> LIST OF TASKS:
#1 Answer these questions from the article on Jacksonville's convention center:
(a) How much does a convention-goer spend per day on average, according to the cited study?
(b) Where does the Prime Osborn rank nationally as a meeting and exhibit center?
(c) Since 1999, how much in hotel taxes has been spent on convention center studies?
#2 Repeat the passage of the article on Jacksonville's convention center between "Since 1999, almost" and "convention center situation.", inclusive.
#3 Write the next part of the article on Jacksonville's convention center, picking up after its final sentence.

***** TEXT

Peyton's Struggles: The Convention Center

January 19, 2009 46 comments Open printer friendly version of this article Print Article

"There are many pressing priorities in the community. Right now, those don't include a new convention center." Former Peyton spokeswoman Susie Wiles - 07/30/05


Jacksonville Terminal is currently serving as the city's convention center, forcing JTA to build a transportation center on the surrounding blocks.


A study by the International Association of Convention and Visitors Bureaus indicates convention-goers spend an average of $266 a day, or $945 per event, during a typical 3.5-day stay.

According to the Convention & Visitors Bureau, Jacksonville attracted 6.6 million visitors in 2004, spending $2.5 billion on hotels, dining, shopping, entertainment and transportation.  The direct impact on the economy was to the tune of $4.3 billion.

Despite being the main convention facility in the country's 45th largest metropolitan area, the Prime Osborn ranks 205th in the nation as a meeting and exhibit center.

Examples of cities with larger convention centers:

Exhibition hall square footage - City

320,000 - Louisville, KY
280,000 - Charlotte, NC
230,000 - Greenville, SC
220,000 - Birmingham, AL
199,992 - Knoxville, TN
135,000 - Charleston, SC
119,000 - Nashville, TN
102,600 - Tulsa, OK
100,000 - Mobile, AL
 95,006 - Shreveport, LA
 93,000 - Witchita, KS
 78,540 - Jacksonville, FL


With 78,500sf of exhibit space, the Prime Osborn is large enough for just 5% of all conventions in the United States. Studies show that increasing the square footage to 250,000sf would increase that figure to roughly 60%, thus giving the city a realistic chance to complete in this convention business.

Since 1999, almost $300,000 in hotel taxes has been spent on three convention center studies.  Two others have been commissioned by private entities.  Recommendations from those studies have ended up collecting dust because city leaders have not shown interest in doing anything about Jacksonville's convention center situation.

**********
***** STORED RECORDS

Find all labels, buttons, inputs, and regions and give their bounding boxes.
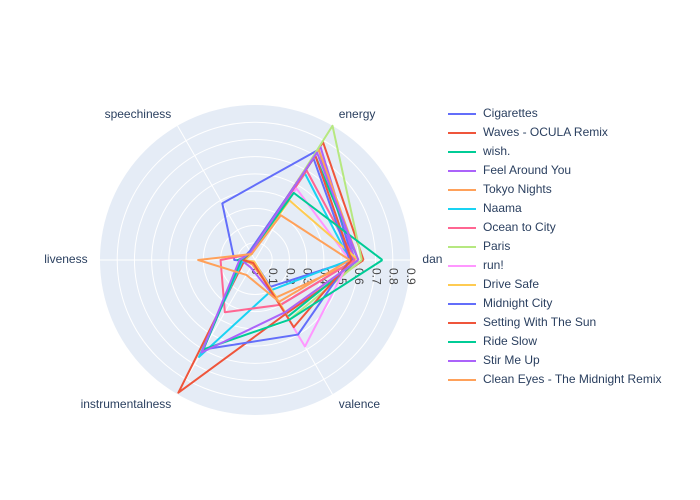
legend-item-label[interactable]: Stir Me Up (483, 353, 540, 367)
axis-label-liveness: liveness (44, 252, 87, 266)
legend-item-label[interactable]: Drive Safe (483, 277, 539, 291)
axis-label-valence: valence (339, 397, 381, 411)
angular-axis-labels: dan energy speechiness liveness instrumental… (44, 107, 442, 411)
legend-item-label[interactable]: Tokyo Nights (483, 182, 552, 196)
axis-label-dan: dan (422, 252, 442, 266)
radial-tick-label: 0.8 (387, 268, 401, 285)
legend-item-label[interactable]: Setting With The Sun (483, 315, 596, 329)
series-traces[interactable] (177, 124, 384, 394)
legend-item-label[interactable]: Clean Eyes - The Midnight Remix (483, 372, 662, 386)
radial-tick-label: 0.1 (266, 268, 280, 285)
legend-item-label[interactable]: Waves - OCULA Remix (483, 125, 608, 139)
legend-item-label[interactable]: Naama (483, 201, 522, 215)
series-line[interactable] (200, 151, 360, 354)
axis-label-energy: energy (339, 107, 376, 121)
legend-item-label[interactable]: Ocean to City (483, 220, 556, 234)
legend[interactable]: Cigarettes Waves - OCULA Remix wish. Feel A… (448, 106, 662, 386)
legend-item-label[interactable]: run! (483, 258, 504, 272)
legend-item-label[interactable]: Midnight City (483, 296, 552, 310)
radial-tick-label: 0.9 (404, 268, 418, 285)
legend-item-label[interactable]: Cigarettes (483, 106, 538, 120)
radial-tick-label: 0 (249, 268, 263, 275)
legend-item-label[interactable]: Paris (483, 239, 510, 253)
axis-label-speechiness: speechiness (105, 107, 172, 121)
radial-tick-label: 0.6 (352, 268, 366, 285)
legend-item-label[interactable]: wish. (482, 144, 510, 158)
radial-tick-label: 0.7 (369, 268, 383, 285)
axis-label-instrumentalness: instrumentalness (81, 397, 172, 411)
legend-item-label[interactable]: Ride Slow (483, 334, 537, 348)
angular-gridline-speechiness (177, 125, 256, 261)
legend-item-label[interactable]: Feel Around You (483, 163, 571, 177)
series-line[interactable] (197, 214, 351, 303)
angular-gridline-instrumentalness (177, 259, 256, 395)
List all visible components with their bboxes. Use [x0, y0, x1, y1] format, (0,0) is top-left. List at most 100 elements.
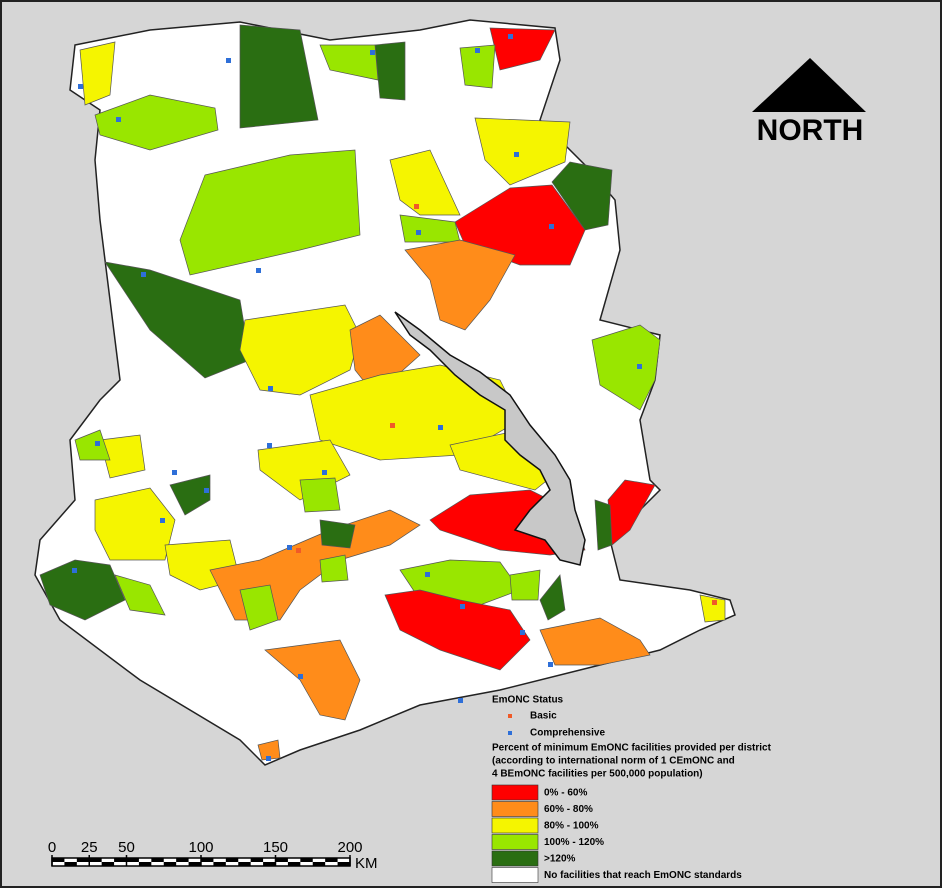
- facility-marker: [460, 604, 465, 609]
- scale-bar-label: 25: [81, 839, 98, 856]
- legend-percent-title: 4 BEmONC facilities per 500,000 populati…: [492, 769, 703, 780]
- facility-marker: [78, 84, 83, 89]
- facility-marker: [172, 470, 177, 475]
- district: [539, 617, 651, 666]
- district: [591, 324, 661, 411]
- scale-bar-segment: [138, 862, 152, 866]
- district: [94, 94, 219, 151]
- district: [264, 639, 361, 721]
- facility-marker: [160, 518, 165, 523]
- facility-marker: [256, 268, 261, 273]
- facility-marker: [298, 674, 303, 679]
- legend-status-label: Basic: [530, 711, 557, 722]
- legend-class-label: >120%: [544, 854, 576, 865]
- district: [74, 429, 111, 461]
- legend-percent-title: Percent of minimum EmONC facilities prov…: [492, 743, 772, 754]
- legend-class-label: No facilities that reach EmONC standards: [544, 870, 742, 881]
- legend-class-swatch: [491, 801, 539, 817]
- district: [459, 44, 496, 89]
- scale-bar-segment: [114, 858, 127, 862]
- district: [319, 519, 356, 549]
- facility-marker: [322, 470, 327, 475]
- legend-status-swatch: [508, 714, 512, 718]
- scale-bar-segment: [312, 862, 326, 866]
- scale-bar-segment: [101, 862, 115, 866]
- districts: [39, 24, 726, 761]
- scale-bar-segment: [64, 862, 77, 866]
- scale-bar-segment: [225, 858, 239, 862]
- facility-marker: [475, 48, 480, 53]
- facility-marker: [287, 545, 292, 550]
- scale-bar-segment: [250, 858, 264, 862]
- facility-marker: [438, 425, 443, 430]
- district: [474, 117, 571, 186]
- facility-marker: [141, 272, 146, 277]
- facility-marker: [116, 117, 121, 122]
- facility-marker: [226, 58, 231, 63]
- district: [594, 499, 613, 551]
- district: [389, 149, 461, 216]
- facility-marker: [390, 423, 395, 428]
- north-label: NORTH: [757, 114, 864, 147]
- scale-bar-segment: [126, 858, 139, 862]
- district: [299, 477, 341, 513]
- north-arrow-triangle: [752, 58, 866, 112]
- facility-marker: [266, 756, 271, 761]
- facility-marker: [414, 204, 419, 209]
- scale-bar-segment: [275, 858, 288, 862]
- scale-bar-label: 150: [263, 839, 288, 856]
- district: [384, 589, 531, 671]
- district: [239, 24, 319, 129]
- district: [374, 41, 406, 101]
- facility-marker: [370, 50, 375, 55]
- legend-class-label: 0% - 60%: [544, 788, 587, 799]
- scale-bar-segment: [188, 862, 201, 866]
- legend-status-swatch: [508, 731, 512, 735]
- district: [699, 594, 726, 623]
- legend-status-label: Comprehensive: [530, 728, 605, 739]
- legend-class-label: 100% - 120%: [544, 837, 604, 848]
- district: [179, 149, 361, 276]
- district: [539, 574, 566, 621]
- district: [319, 554, 349, 583]
- facility-marker: [548, 662, 553, 667]
- district: [39, 559, 126, 621]
- scale-bar-segment: [325, 858, 338, 862]
- facility-marker: [508, 34, 513, 39]
- facility-marker: [520, 630, 525, 635]
- legend-class-swatch: [491, 834, 539, 850]
- scale-bar-label: 0: [48, 839, 56, 856]
- district: [79, 41, 116, 106]
- facility-marker: [416, 230, 421, 235]
- district: [99, 434, 146, 479]
- facility-marker: [637, 364, 642, 369]
- scale-bar-label: 100: [188, 839, 213, 856]
- facility-marker: [549, 224, 554, 229]
- facility-marker: [267, 443, 272, 448]
- legend-class-swatch: [491, 850, 539, 867]
- scale-bar-segment: [89, 858, 102, 862]
- scale-bar-segment: [151, 858, 164, 862]
- legend-class-label: 80% - 100%: [544, 821, 599, 832]
- scale-bar-segment: [238, 862, 251, 866]
- scale-bar-segment: [263, 862, 276, 866]
- facility-marker: [268, 386, 273, 391]
- scale-bar-segment: [213, 862, 226, 866]
- scale-bar-segment: [300, 858, 313, 862]
- facility-marker: [712, 600, 717, 605]
- district: [319, 44, 379, 81]
- facility-markers: [72, 34, 717, 761]
- legend-class-swatch: [491, 867, 539, 883]
- facility-marker: [458, 698, 463, 703]
- facility-marker: [514, 152, 519, 157]
- district: [94, 487, 176, 561]
- legend-percent-title: (according to international norm of 1 CE…: [492, 756, 735, 767]
- scale-bar-segment: [287, 862, 301, 866]
- legend-status-title: EmONC Status: [492, 695, 564, 706]
- district: [489, 27, 556, 71]
- facility-marker: [204, 488, 209, 493]
- scale-bar-label: 50: [118, 839, 135, 856]
- scale-bar-segment: [52, 858, 65, 862]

**********

> ANSWERS PER TASK:
#1
(a) $266
(b) 205th
(c) Almost $300,000

#2
Since 1999, almost $300,000 in hotel taxes has been spent on three convention center studies.  Two others have been commissioned by private entities.  Recommendations from those studies have ended up collecting dust because city leaders have not shown interest in doing anything about Jacksonville's convention center situation.

#3
Diamond stops, Peyton not interested

Diamond and former CVB President Kitty Ratcliffe made at least 80 speeches since fall 2003 to build community support for a convention center.

They said a center needed 10 to 15 acres and land for expansion and said the basic building box would cost $100 million, not counting land, fees, equipment and all that goes with it. They said it could be financed with part of the bed tax.

Former Mayor Jake Godbold, a chief challenger, maintained costs were closer to $400 million and called a new riverfront center "the most stupid idea I've heard in my life."

Peyton, meanwhile, maintained that he had too much on his plate to even think about it. He didn't have the money nor the willpower to take on another city project. He apparently still doesn't.

One of the major problems in refusing to deal with the convention center is that all urban projects can have a significant impact on nearby development.


The Jacksonville Transportation Center

Next to raising money, Miller said JTA has focused first on cultivating the partnerships needed for a project of the transportation center’s size and scope. A Monday update meeting in Council member Elaine Brown’s City Hall office brought together representatives from the mayor’s office, state officials, property owners, Brown and Council member Reggie Fullwood.

Next JTA hopes to engage Northeast Florida’s lawmakers. Federal funds are being counted on to pay 80 percent of the center’s cost, leaving the state and City to pay the rest. Most of the money currently pledged to the project comes from the federal government, including a $1 million outlay from a 2004 transportation bill.

Brown, one of the project’s key backers, has told Mayor John Peyton that the City could pay its share by contributing land and investing in infrastructure, including a parking garage.

JTA CEO Mike Blaylock told Peyton in a letter that owning the land was important to convince federal funding agents that the City is serious about the project.

The project’s early development stalled a bit due to its planned connection to a new convention center. Peyton has said a new convention center isn’t a priority.

But the transportation center is now viewed as a first step with a decision on a convention center to come later.

Transportation center will cost $86 million - Jax Daily Record 2/15/06

While there may not be money set aside for an expanded or new convention center, ignoring the topic because of the city's current financial picture does a disservice to the community.

Not only is there no long range solution to the convention center issue, it has resulted in additional hundreds of thousands of dollars wasted on the design of an inefficient, multiple block intermodal transportation center.

The current JTC Plan

Not user friendly: Because the convention center occupies the old rail terminal, a passenger transferring from commuter rail to BRT or the Skyway will be required to walk three blocks between modes.

No convention center:

This illustration shows how a compact and efficient transportation center could be created if the convention center were removed from the rail terminal.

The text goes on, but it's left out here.